[Stored records]
● ● ● ● ●

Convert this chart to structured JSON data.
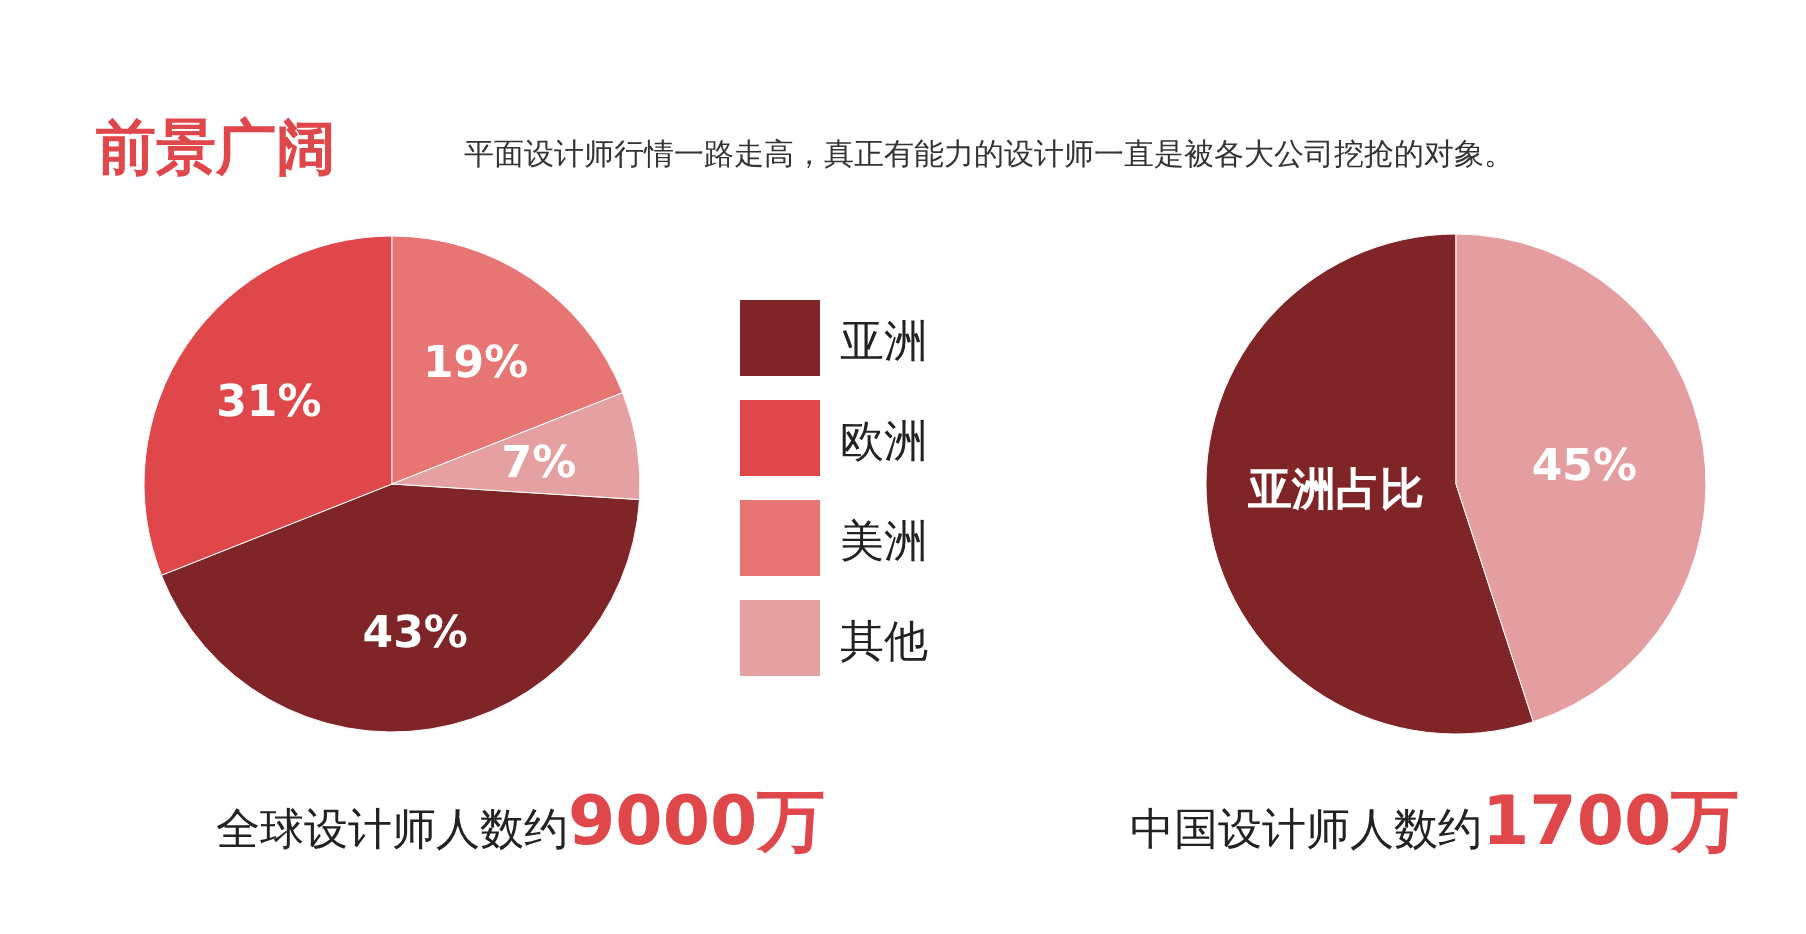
{
  "chart_data": [
    {
      "type": "pie",
      "title": "前景广阔",
      "subtitle": "平面设计师行情一路走高，真正有能力的设计师一直是被各大公司挖抢的对象。",
      "categories": [
        "亚洲",
        "欧洲",
        "美洲",
        "其他"
      ],
      "values": [
        43,
        31,
        19,
        7
      ],
      "colors": [
        "#7f2528",
        "#e0474b",
        "#e77573",
        "#e5a1a1"
      ],
      "value_labels": [
        "43%",
        "31%",
        "19%",
        "7%"
      ],
      "legend": "right",
      "annotations": [
        "全球设计师人数约",
        "9000万"
      ]
    },
    {
      "type": "pie",
      "categories": [
        "亚洲占比",
        null
      ],
      "values": [
        55,
        45
      ],
      "colors": [
        "#7f2528",
        "#e49e9f"
      ],
      "value_labels": [
        null,
        "45%"
      ],
      "annotations": [
        "中国设计师人数约",
        "1700万"
      ]
    }
  ]
}
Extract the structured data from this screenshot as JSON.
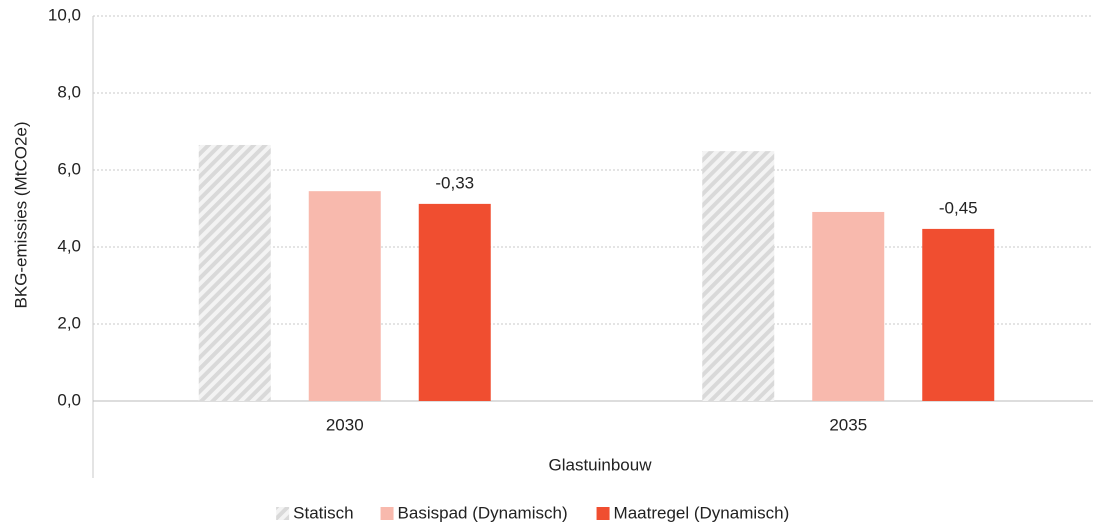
{
  "chart_data": {
    "type": "bar",
    "y_label": "BKG-emissies  (MtCO2e)",
    "x_label": "Glastuinbouw",
    "categories": [
      "2030",
      "2035"
    ],
    "series": [
      {
        "name": "Statisch",
        "color": "#d9d9d9",
        "pattern": "hatch",
        "values": [
          6.65,
          6.49
        ]
      },
      {
        "name": "Basispad (Dynamisch)",
        "color": "#f8b9ad",
        "values": [
          5.45,
          4.91
        ]
      },
      {
        "name": "Maatregel (Dynamisch)",
        "color": "#f04e30",
        "values": [
          5.12,
          4.47
        ]
      }
    ],
    "annotations": [
      "-0,33",
      "-0,45"
    ],
    "ylim": [
      0,
      10
    ],
    "yticks": [
      {
        "value": 0,
        "label": "0,0"
      },
      {
        "value": 2,
        "label": "2,0"
      },
      {
        "value": 4,
        "label": "4,0"
      },
      {
        "value": 6,
        "label": "6,0"
      },
      {
        "value": 8,
        "label": "8,0"
      },
      {
        "value": 10,
        "label": "10,0"
      }
    ],
    "grid": true,
    "legend": "bottom"
  }
}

● ● ● ● ●

■ WORK TO COMPLETE: Every line from the one containing "Extract the structured" through the end of the listing is to be copied exactly; the pictures are not.

■ REPLY TO THE TASK:
Extract the structured data from this screenshot as JSON.
{
  "chart_data": {
    "type": "bar",
    "y_label": "BKG-emissies  (MtCO2e)",
    "x_label": "Glastuinbouw",
    "categories": [
      "2030",
      "2035"
    ],
    "series": [
      {
        "name": "Statisch",
        "color": "#d9d9d9",
        "pattern": "hatch",
        "values": [
          6.65,
          6.49
        ]
      },
      {
        "name": "Basispad (Dynamisch)",
        "color": "#f8b9ad",
        "values": [
          5.45,
          4.91
        ]
      },
      {
        "name": "Maatregel (Dynamisch)",
        "color": "#f04e30",
        "values": [
          5.12,
          4.47
        ]
      }
    ],
    "annotations": [
      "-0,33",
      "-0,45"
    ],
    "ylim": [
      0,
      10
    ],
    "yticks": [
      {
        "value": 0,
        "label": "0,0"
      },
      {
        "value": 2,
        "label": "2,0"
      },
      {
        "value": 4,
        "label": "4,0"
      },
      {
        "value": 6,
        "label": "6,0"
      },
      {
        "value": 8,
        "label": "8,0"
      },
      {
        "value": 10,
        "label": "10,0"
      }
    ],
    "grid": true,
    "legend": "bottom"
  }
}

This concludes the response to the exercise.